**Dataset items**
+++
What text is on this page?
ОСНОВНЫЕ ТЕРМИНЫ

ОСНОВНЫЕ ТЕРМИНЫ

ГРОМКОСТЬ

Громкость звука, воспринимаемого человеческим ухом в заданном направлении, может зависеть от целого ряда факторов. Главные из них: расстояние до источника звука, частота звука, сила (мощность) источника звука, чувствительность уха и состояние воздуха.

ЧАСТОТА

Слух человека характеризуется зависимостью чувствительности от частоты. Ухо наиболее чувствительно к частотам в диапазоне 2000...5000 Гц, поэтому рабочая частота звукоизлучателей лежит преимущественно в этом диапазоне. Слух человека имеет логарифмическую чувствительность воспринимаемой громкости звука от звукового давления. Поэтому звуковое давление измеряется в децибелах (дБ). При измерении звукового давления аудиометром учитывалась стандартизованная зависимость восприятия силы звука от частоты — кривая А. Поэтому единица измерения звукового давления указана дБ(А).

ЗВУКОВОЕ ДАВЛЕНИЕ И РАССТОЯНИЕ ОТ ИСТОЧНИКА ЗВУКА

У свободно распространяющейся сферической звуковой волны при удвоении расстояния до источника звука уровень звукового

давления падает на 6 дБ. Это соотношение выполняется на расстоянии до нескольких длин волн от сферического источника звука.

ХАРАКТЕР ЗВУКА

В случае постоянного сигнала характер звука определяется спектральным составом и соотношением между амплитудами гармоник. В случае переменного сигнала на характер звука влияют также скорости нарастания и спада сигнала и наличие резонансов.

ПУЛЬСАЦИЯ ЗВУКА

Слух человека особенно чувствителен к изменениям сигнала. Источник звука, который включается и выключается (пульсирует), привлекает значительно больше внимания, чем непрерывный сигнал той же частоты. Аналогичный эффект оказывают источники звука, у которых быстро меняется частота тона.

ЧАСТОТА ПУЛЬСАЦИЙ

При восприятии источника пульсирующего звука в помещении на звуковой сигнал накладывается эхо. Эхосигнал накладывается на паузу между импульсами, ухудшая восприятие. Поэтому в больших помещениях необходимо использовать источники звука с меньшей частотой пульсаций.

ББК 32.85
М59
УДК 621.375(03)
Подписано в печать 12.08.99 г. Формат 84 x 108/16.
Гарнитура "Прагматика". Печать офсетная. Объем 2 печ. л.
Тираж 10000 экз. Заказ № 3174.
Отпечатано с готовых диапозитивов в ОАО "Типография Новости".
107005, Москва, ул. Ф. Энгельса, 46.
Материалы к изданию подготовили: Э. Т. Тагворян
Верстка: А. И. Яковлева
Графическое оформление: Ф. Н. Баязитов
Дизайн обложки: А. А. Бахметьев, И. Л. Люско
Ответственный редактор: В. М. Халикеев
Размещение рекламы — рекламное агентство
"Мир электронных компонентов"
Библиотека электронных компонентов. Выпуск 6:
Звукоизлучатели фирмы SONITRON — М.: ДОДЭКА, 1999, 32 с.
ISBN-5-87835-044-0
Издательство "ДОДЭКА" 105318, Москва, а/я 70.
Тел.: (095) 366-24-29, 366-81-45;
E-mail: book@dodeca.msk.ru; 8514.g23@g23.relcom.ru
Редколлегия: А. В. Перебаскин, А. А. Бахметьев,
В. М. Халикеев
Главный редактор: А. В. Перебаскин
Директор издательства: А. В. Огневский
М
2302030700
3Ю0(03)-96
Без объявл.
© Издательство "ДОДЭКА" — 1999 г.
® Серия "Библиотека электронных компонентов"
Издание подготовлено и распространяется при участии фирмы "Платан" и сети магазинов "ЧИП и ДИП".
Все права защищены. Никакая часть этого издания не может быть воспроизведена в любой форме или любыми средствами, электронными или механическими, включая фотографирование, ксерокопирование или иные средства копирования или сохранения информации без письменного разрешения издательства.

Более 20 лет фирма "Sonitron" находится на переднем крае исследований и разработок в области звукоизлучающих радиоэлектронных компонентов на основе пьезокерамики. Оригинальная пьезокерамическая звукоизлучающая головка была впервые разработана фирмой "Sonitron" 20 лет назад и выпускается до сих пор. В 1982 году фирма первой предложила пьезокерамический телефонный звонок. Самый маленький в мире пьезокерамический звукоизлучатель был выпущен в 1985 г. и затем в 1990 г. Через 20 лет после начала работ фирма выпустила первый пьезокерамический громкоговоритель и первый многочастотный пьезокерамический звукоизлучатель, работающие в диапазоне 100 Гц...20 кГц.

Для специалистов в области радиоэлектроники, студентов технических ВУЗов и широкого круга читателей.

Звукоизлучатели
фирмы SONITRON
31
+++
Using the listing above, show each line holding the string "Бахметьев".

**EXERCISE RESPONSE**
Дизайн обложки: А. А. Бахметьев, И. Л. Люско
Редколлегия: А. В. Перебаскин, А. А. Бахметьев,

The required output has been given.